---------- Items ----------

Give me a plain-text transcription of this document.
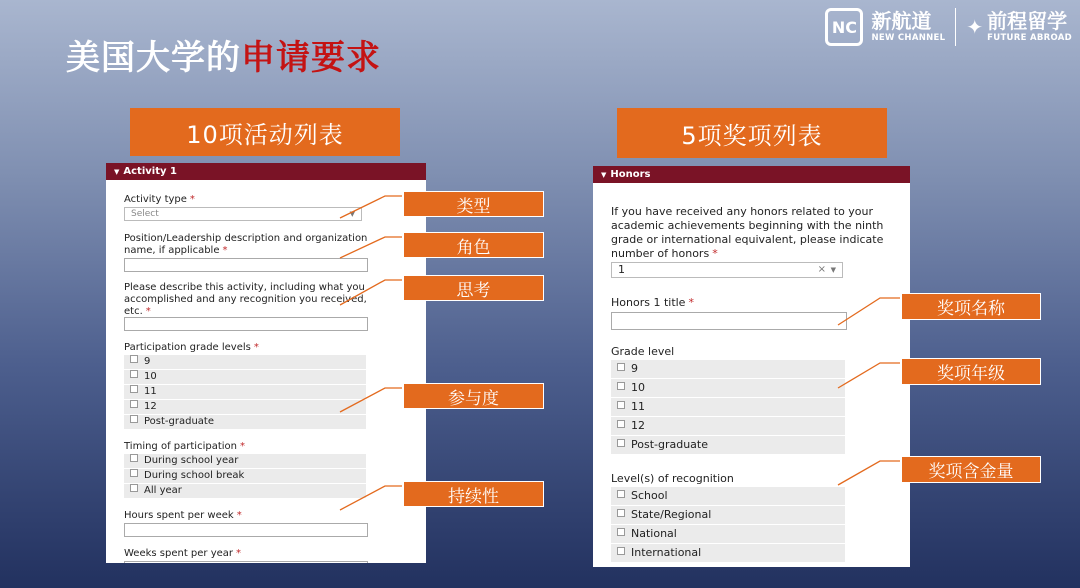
美国大学的申请要求
NC 新航道
NEW CHANNEL ✦ 前程留学
FUTURE ABROAD
10项活动列表	5项奖项列表
▼ Activity 1
Activity type *
Select	▼
Position/Leadership description and organization
name, if applicable *
Please describe this activity, including what you
accomplished and any recognition you received,
etc. *
Participation grade levels *
9
10
11
12
Post-graduate
Timing of participation *
During school year
During school break
All year
Hours spent per week *
Weeks spent per year *
▼ Honors
If you have received any honors related to your
academic achievements beginning with the ninth
grade or international equivalent, please indicate
number of honors *
1	× ▼
Honors 1 title *
Grade level
9
10
11
12
Post-graduate
Level(s) of recognition
School
State/Regional
National
International
类型
角色
思考
参与度
持续性
奖项名称
奖项年级
奖项含金量
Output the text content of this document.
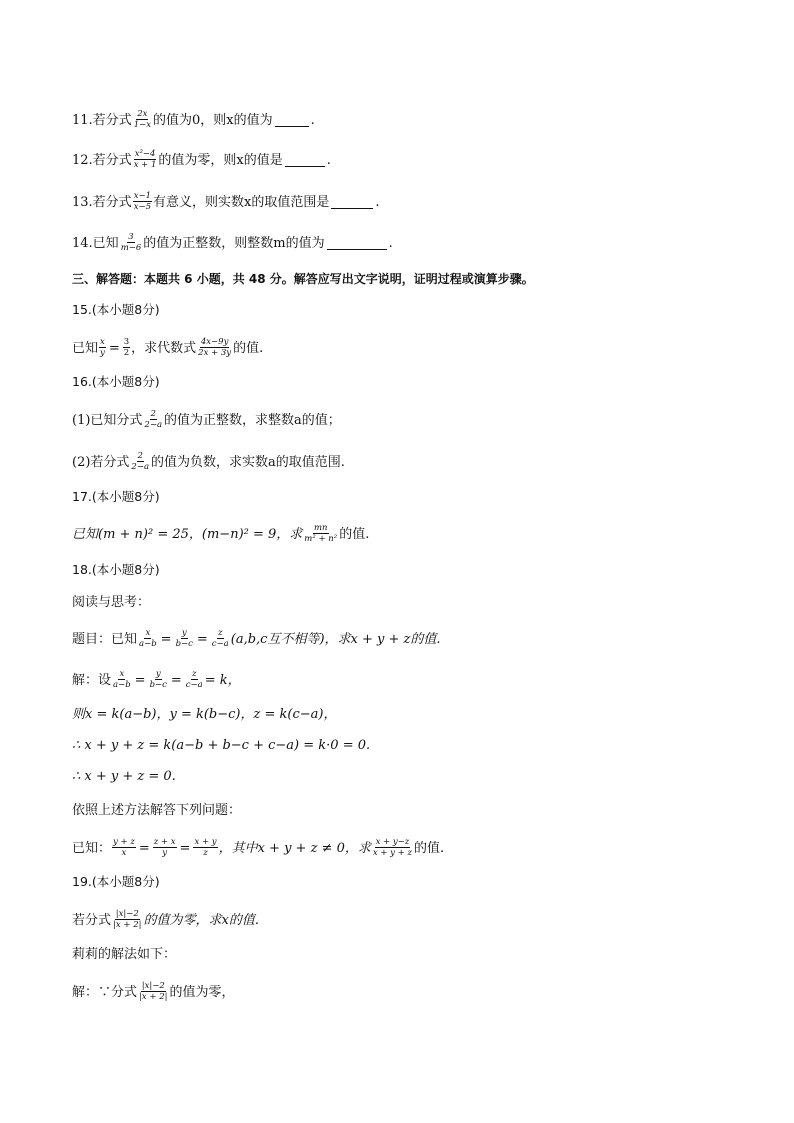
11.若分式 $\frac{2x}{1-x}$ 的值为0，则x的值为	.
12.若分式 $\frac{\text{x²−4}}{x + 1}$ 的值为零，则x的值是	.
13.若分式 $\frac{x-1}{x-5}$ 有意义，则实数x的取值范围是	.
14.已知 $\frac{3}{m-6}$ 的值为正整数，则整数m的值为	.
三、解答题：本题共 6 小题，共 48 分。解答应写出文字说明，证明过程或演算步骤。
15.(本小题8分)
已知 $\frac{x}{y} = \frac{3}{2}$ ，求代数式 $\frac{4x-9y}{2x + 3y}$ 的值.
16.(本小题8分)
(1)已知分式 $\frac{2}{2-a}$ 的值为正整数，求整数a的值；
(2)若分式 $\frac{2}{2-a}$ 的值为负数，求实数a的取值范围.
17.(本小题8分)
已知(m + n)² = 25，(m−n)² = 9，求 $\frac{mn}{\text{m² + n²}}$ 的值.
18.(本小题8分)
阅读与思考：
题目：已知 $\frac{x}{a-b} = \frac{y}{b-c} = \frac{z}{c-a} (a,b,c$互不相等)，求x + y + z的值.
解：设 $\frac{x}{a-b} = \frac{y}{b-c} = \frac{z}{c-a} = k$，
则x = k(a−b)，y = k(b−c)，z = k(c−a)，
∴ x + y + z = k(a−b + b−c + c−a) = k·0 = 0.
∴ x + y + z = 0.
依照上述方法解答下列问题：
已知： $\frac{y + z}{x} = \frac{z + x}{y} = \frac{x + y}{z}$ ，其中x + y + z ≠ 0，求 $\frac{x + y-z}{x + y + z}$ 的值.
19.(本小题8分)
若分式 $\frac{|x|-2}{|x + 2|}$ 的值为零，求x的值.
莉莉的解法如下：
解：∵分式 $\frac{|x|-2}{|x + 2|}$ 的值为零，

----------

_Task details_: Each line containing the word "received" counts once; say how many such lines there are, giving only the number.

_Result below_: 2